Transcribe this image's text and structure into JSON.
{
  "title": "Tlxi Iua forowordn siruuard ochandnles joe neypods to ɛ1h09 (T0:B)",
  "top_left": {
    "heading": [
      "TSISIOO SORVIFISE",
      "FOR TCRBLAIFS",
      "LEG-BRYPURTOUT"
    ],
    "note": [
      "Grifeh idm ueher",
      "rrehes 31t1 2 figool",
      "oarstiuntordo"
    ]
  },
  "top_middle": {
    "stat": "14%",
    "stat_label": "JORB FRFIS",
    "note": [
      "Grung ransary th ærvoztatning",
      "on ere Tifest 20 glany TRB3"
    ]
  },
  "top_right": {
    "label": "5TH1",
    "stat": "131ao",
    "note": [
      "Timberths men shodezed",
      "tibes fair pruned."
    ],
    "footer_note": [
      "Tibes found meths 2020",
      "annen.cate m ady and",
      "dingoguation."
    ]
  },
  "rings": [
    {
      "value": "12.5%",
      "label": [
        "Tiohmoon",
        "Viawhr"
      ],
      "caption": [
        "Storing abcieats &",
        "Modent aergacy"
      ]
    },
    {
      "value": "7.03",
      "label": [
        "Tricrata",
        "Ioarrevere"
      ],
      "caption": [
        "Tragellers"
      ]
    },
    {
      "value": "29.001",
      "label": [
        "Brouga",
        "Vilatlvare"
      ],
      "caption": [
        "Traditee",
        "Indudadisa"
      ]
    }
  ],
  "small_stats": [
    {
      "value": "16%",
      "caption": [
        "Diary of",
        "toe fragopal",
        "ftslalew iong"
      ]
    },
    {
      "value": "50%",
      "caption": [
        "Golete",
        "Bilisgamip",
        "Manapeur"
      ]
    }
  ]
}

· · · ·

• **EXERCISE AIM**
Copy out every line holding the string "value".

• **SOLUTION TO THIS EXERCISE**
      "value": "12.5%",
      "value": "7.03",
      "value": "29.001",
      "value": "16%",
      "value": "50%",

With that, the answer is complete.